Do this: Restate the data below word for word. Skip any images it contains.

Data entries

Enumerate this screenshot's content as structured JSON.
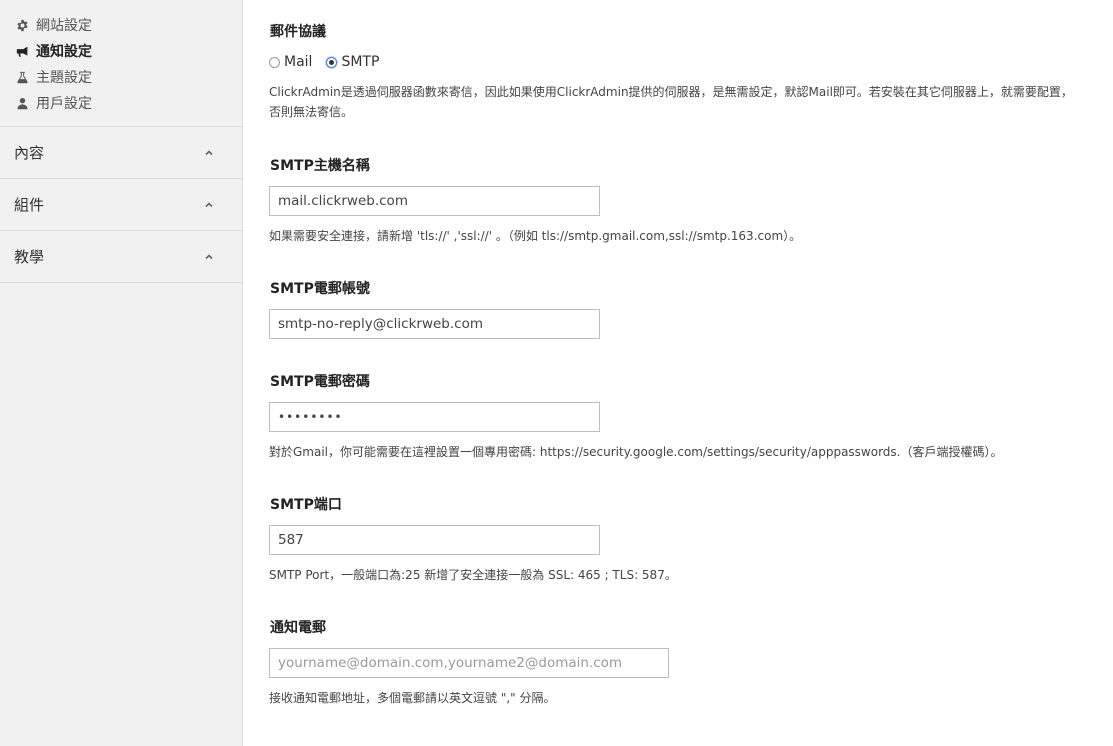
{
  "sidebar": {
    "sub_items": [
      {
        "label": "網站設定",
        "icon": "gear-icon",
        "active": false
      },
      {
        "label": "通知設定",
        "icon": "bullhorn-icon",
        "active": true
      },
      {
        "label": "主題設定",
        "icon": "flask-icon",
        "active": false
      },
      {
        "label": "用戶設定",
        "icon": "user-icon",
        "active": false
      }
    ],
    "sections": [
      {
        "label": "內容",
        "icon": "chevron-up-icon"
      },
      {
        "label": "組件",
        "icon": "chevron-up-icon"
      },
      {
        "label": "教學",
        "icon": "chevron-up-icon"
      }
    ]
  },
  "form": {
    "protocol": {
      "label": "郵件協議",
      "options": [
        "Mail",
        "SMTP"
      ],
      "selected": "SMTP",
      "help": "ClickrAdmin是透過伺服器函數來寄信，因此如果使用ClickrAdmin提供的伺服器，是無需設定，默認Mail即可。若安裝在其它伺服器上，就需要配置，否則無法寄信。"
    },
    "smtp_host": {
      "label": "SMTP主機名稱",
      "value": "mail.clickrweb.com",
      "help": "如果需要安全連接，請新增 'tls://' ,'ssl://' 。（例如 tls://smtp.gmail.com,ssl://smtp.163.com）。"
    },
    "smtp_user": {
      "label": "SMTP電郵帳號",
      "value": "smtp-no-reply@clickrweb.com"
    },
    "smtp_password": {
      "label": "SMTP電郵密碼",
      "value": "password",
      "help": "對於Gmail，你可能需要在這裡設置一個專用密碼: https://security.google.com/settings/security/apppasswords.（客戶端授權碼）。"
    },
    "smtp_port": {
      "label": "SMTP端口",
      "value": "587",
      "help": "SMTP Port，一般端口為:25 新增了安全連接一般為 SSL: 465 ; TLS: 587。"
    },
    "notify_email": {
      "label": "通知電郵",
      "value": "",
      "placeholder": "yourname@domain.com,yourname2@domain.com",
      "help": "接收通知電郵地址，多個電郵請以英文逗號 \",\" 分隔。"
    }
  }
}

Exercise solution:
Enumerate this screenshot's content as structured JSON.
{
  "sidebar": {
    "sub_items": [
      {
        "label": "網站設定",
        "icon": "gear-icon",
        "active": false
      },
      {
        "label": "通知設定",
        "icon": "bullhorn-icon",
        "active": true
      },
      {
        "label": "主題設定",
        "icon": "flask-icon",
        "active": false
      },
      {
        "label": "用戶設定",
        "icon": "user-icon",
        "active": false
      }
    ],
    "sections": [
      {
        "label": "內容",
        "icon": "chevron-up-icon"
      },
      {
        "label": "組件",
        "icon": "chevron-up-icon"
      },
      {
        "label": "教學",
        "icon": "chevron-up-icon"
      }
    ]
  },
  "form": {
    "protocol": {
      "label": "郵件協議",
      "options": [
        "Mail",
        "SMTP"
      ],
      "selected": "SMTP",
      "help": "ClickrAdmin是透過伺服器函數來寄信，因此如果使用ClickrAdmin提供的伺服器，是無需設定，默認Mail即可。若安裝在其它伺服器上，就需要配置，否則無法寄信。"
    },
    "smtp_host": {
      "label": "SMTP主機名稱",
      "value": "mail.clickrweb.com",
      "help": "如果需要安全連接，請新增 'tls://' ,'ssl://' 。（例如 tls://smtp.gmail.com,ssl://smtp.163.com）。"
    },
    "smtp_user": {
      "label": "SMTP電郵帳號",
      "value": "smtp-no-reply@clickrweb.com"
    },
    "smtp_password": {
      "label": "SMTP電郵密碼",
      "value": "password",
      "help": "對於Gmail，你可能需要在這裡設置一個專用密碼: https://security.google.com/settings/security/apppasswords.（客戶端授權碼）。"
    },
    "smtp_port": {
      "label": "SMTP端口",
      "value": "587",
      "help": "SMTP Port，一般端口為:25 新增了安全連接一般為 SSL: 465 ; TLS: 587。"
    },
    "notify_email": {
      "label": "通知電郵",
      "value": "",
      "placeholder": "yourname@domain.com,yourname2@domain.com",
      "help": "接收通知電郵地址，多個電郵請以英文逗號 \",\" 分隔。"
    }
  }
}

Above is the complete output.